Exercise instructions: An exact transcript of all the records is required, with nothing left out.

Items from a dataset:
--------------------------------

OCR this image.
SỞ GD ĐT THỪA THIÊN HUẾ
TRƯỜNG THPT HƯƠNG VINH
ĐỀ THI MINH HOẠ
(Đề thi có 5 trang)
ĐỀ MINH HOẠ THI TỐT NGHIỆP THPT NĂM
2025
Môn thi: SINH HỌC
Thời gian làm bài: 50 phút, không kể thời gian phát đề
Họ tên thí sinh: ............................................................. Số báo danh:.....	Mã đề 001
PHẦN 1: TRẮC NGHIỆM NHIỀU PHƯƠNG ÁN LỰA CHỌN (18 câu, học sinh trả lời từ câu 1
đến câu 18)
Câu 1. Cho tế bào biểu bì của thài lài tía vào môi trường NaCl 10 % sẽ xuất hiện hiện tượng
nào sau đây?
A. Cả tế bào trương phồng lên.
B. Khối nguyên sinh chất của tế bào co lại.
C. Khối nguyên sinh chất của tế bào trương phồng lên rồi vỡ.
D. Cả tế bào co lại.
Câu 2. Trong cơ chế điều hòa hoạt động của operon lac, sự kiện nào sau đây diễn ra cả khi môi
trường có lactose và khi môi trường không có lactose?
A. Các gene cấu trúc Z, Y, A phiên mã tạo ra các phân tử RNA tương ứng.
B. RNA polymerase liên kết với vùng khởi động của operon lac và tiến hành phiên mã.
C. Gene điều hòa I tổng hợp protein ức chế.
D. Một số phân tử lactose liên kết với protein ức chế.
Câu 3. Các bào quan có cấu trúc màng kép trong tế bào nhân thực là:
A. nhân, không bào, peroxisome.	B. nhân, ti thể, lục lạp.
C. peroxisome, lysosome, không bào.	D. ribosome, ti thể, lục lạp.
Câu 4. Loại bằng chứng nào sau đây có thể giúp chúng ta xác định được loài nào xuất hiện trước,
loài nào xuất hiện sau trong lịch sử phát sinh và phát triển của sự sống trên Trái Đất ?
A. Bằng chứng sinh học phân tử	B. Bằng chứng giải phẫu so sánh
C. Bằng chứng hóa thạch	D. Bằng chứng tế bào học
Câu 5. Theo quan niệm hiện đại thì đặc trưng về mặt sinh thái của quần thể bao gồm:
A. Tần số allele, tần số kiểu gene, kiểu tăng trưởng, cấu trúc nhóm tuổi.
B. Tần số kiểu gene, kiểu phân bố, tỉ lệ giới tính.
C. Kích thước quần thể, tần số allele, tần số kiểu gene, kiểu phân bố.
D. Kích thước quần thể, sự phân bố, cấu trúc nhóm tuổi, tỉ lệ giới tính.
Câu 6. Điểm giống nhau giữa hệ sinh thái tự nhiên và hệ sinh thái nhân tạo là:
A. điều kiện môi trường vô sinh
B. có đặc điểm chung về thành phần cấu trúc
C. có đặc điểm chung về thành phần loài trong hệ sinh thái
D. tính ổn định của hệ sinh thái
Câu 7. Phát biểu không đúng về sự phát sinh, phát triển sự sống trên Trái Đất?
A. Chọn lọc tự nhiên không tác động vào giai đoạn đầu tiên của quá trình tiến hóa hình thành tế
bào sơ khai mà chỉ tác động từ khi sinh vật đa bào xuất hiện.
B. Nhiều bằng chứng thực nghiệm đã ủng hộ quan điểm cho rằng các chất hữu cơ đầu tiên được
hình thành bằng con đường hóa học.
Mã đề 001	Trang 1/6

--------------------------------

Answer:
OCR this image.
SỞ GD ĐT THỪA THIÊN HUẾ
TRƯỜNG THPT HƯƠNG VINH
ĐỀ THI MINH HOẠ
(Đề thi có 5 trang)
ĐỀ MINH HOẠ THI TỐT NGHIỆP THPT NĂM
2025
Môn thi: SINH HỌC
Thời gian làm bài: 50 phút, không kể thời gian phát đề
Họ tên thí sinh: ............................................................. Số báo danh:.....	Mã đề 001
PHẦN 1: TRẮC NGHIỆM NHIỀU PHƯƠNG ÁN LỰA CHỌN (18 câu, học sinh trả lời từ câu 1
đến câu 18)
Câu 1. Cho tế bào biểu bì của thài lài tía vào môi trường NaCl 10 % sẽ xuất hiện hiện tượng
nào sau đây?
A. Cả tế bào trương phồng lên.
B. Khối nguyên sinh chất của tế bào co lại.
C. Khối nguyên sinh chất của tế bào trương phồng lên rồi vỡ.
D. Cả tế bào co lại.
Câu 2. Trong cơ chế điều hòa hoạt động của operon lac, sự kiện nào sau đây diễn ra cả khi môi
trường có lactose và khi môi trường không có lactose?
A. Các gene cấu trúc Z, Y, A phiên mã tạo ra các phân tử RNA tương ứng.
B. RNA polymerase liên kết với vùng khởi động của operon lac và tiến hành phiên mã.
C. Gene điều hòa I tổng hợp protein ức chế.
D. Một số phân tử lactose liên kết với protein ức chế.
Câu 3. Các bào quan có cấu trúc màng kép trong tế bào nhân thực là:
A. nhân, không bào, peroxisome.	B. nhân, ti thể, lục lạp.
C. peroxisome, lysosome, không bào.	D. ribosome, ti thể, lục lạp.
Câu 4. Loại bằng chứng nào sau đây có thể giúp chúng ta xác định được loài nào xuất hiện trước,
loài nào xuất hiện sau trong lịch sử phát sinh và phát triển của sự sống trên Trái Đất ?
A. Bằng chứng sinh học phân tử	B. Bằng chứng giải phẫu so sánh
C. Bằng chứng hóa thạch	D. Bằng chứng tế bào học
Câu 5. Theo quan niệm hiện đại thì đặc trưng về mặt sinh thái của quần thể bao gồm:
A. Tần số allele, tần số kiểu gene, kiểu tăng trưởng, cấu trúc nhóm tuổi.
B. Tần số kiểu gene, kiểu phân bố, tỉ lệ giới tính.
C. Kích thước quần thể, tần số allele, tần số kiểu gene, kiểu phân bố.
D. Kích thước quần thể, sự phân bố, cấu trúc nhóm tuổi, tỉ lệ giới tính.
Câu 6. Điểm giống nhau giữa hệ sinh thái tự nhiên và hệ sinh thái nhân tạo là:
A. điều kiện môi trường vô sinh
B. có đặc điểm chung về thành phần cấu trúc
C. có đặc điểm chung về thành phần loài trong hệ sinh thái
D. tính ổn định của hệ sinh thái
Câu 7. Phát biểu không đúng về sự phát sinh, phát triển sự sống trên Trái Đất?
A. Chọn lọc tự nhiên không tác động vào giai đoạn đầu tiên của quá trình tiến hóa hình thành tế
bào sơ khai mà chỉ tác động từ khi sinh vật đa bào xuất hiện.
B. Nhiều bằng chứng thực nghiệm đã ủng hộ quan điểm cho rằng các chất hữu cơ đầu tiên được
hình thành bằng con đường hóa học.
Mã đề 001	Trang 1/6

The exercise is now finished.